▽

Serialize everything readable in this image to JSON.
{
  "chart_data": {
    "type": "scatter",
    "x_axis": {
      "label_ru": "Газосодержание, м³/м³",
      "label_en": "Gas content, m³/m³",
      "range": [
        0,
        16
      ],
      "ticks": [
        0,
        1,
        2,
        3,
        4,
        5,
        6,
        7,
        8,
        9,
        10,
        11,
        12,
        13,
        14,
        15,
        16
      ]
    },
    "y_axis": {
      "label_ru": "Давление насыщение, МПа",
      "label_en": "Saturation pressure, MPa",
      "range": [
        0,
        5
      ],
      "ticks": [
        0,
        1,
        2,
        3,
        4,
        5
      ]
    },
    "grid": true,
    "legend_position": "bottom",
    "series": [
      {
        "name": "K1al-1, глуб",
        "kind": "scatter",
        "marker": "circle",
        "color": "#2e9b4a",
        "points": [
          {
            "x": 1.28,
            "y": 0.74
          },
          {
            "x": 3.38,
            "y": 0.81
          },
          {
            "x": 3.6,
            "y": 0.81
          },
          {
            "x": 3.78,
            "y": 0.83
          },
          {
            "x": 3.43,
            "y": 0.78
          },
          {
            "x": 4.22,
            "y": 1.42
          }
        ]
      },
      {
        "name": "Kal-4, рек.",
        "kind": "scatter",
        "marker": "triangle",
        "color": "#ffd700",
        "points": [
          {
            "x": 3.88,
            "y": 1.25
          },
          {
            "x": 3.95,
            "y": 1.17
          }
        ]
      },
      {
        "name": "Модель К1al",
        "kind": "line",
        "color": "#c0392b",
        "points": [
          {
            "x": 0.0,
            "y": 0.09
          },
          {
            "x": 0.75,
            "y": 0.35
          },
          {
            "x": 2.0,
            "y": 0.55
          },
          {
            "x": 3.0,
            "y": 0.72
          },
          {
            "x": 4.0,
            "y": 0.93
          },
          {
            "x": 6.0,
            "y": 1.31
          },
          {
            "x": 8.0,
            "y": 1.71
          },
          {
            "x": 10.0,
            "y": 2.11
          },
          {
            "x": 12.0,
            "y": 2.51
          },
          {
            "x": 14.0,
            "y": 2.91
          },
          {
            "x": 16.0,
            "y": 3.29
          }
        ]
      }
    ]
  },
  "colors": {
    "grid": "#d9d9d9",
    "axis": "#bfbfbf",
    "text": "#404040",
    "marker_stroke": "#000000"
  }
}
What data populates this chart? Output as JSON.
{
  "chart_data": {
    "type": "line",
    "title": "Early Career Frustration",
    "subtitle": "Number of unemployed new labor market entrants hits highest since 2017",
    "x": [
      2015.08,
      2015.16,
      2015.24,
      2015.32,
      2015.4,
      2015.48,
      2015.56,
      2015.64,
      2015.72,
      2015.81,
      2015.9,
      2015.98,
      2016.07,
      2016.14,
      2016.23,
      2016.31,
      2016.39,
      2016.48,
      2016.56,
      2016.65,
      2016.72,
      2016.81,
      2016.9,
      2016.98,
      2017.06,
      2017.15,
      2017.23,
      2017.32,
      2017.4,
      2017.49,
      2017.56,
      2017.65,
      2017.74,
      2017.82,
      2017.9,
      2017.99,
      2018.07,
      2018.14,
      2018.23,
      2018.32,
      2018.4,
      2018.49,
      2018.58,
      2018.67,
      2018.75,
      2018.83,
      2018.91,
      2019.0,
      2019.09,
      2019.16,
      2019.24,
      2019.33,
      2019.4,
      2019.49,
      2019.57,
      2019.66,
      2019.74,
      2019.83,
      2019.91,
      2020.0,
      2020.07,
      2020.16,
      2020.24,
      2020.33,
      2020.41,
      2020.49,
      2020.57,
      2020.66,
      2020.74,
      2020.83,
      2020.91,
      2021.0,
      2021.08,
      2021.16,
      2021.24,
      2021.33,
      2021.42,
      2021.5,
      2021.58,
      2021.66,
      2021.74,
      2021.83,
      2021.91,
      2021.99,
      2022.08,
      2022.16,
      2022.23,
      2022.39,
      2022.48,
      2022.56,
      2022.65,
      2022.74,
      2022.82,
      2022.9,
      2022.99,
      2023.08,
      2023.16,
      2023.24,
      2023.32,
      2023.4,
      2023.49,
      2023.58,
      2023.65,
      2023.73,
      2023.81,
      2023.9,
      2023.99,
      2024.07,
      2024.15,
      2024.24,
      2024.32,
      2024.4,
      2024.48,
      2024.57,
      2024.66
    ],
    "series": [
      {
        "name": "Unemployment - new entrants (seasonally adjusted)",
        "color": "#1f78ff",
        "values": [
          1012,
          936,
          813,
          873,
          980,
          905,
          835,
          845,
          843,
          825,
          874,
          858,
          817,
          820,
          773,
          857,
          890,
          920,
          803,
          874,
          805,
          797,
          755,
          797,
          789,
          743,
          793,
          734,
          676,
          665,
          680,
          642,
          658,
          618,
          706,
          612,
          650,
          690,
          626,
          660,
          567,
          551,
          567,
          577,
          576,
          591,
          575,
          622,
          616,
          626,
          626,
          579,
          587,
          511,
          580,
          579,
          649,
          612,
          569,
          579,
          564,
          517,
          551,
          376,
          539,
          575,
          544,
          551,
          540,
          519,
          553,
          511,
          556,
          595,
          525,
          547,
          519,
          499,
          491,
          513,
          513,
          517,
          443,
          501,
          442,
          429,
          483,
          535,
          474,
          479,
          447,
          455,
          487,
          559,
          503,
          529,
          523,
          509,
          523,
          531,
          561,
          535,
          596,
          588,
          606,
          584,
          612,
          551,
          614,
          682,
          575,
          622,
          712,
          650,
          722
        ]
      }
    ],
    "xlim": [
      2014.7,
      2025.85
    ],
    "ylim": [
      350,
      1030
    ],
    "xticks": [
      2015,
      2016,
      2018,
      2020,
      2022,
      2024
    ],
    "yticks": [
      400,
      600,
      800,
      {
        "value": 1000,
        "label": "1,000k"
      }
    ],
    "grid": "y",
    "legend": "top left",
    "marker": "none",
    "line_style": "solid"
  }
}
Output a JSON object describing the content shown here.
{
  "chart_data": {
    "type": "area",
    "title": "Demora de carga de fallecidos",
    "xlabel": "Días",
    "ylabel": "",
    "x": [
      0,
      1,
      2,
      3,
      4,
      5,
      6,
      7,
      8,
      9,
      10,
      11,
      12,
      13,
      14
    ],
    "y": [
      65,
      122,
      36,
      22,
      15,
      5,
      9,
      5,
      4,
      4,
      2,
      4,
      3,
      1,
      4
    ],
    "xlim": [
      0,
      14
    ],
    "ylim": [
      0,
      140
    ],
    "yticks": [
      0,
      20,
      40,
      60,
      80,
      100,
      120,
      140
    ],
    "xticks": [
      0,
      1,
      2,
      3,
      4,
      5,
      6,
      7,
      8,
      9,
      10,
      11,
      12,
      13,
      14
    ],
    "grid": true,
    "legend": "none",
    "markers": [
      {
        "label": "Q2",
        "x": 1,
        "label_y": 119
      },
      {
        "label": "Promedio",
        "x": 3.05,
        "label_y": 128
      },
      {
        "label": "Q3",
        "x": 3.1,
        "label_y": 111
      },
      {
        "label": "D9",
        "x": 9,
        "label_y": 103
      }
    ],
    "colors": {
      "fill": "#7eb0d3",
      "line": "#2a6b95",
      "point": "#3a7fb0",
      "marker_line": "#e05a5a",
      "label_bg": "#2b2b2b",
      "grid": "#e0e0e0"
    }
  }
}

△

- [WHAT THE TASK ASKS]: Copy the lines from the entries above in which the word "this" appears.

- [ANSWER TO THE EXERCISE]:
Serialize everything readable in this image to JSON.
What data populates this chart? Output as JSON.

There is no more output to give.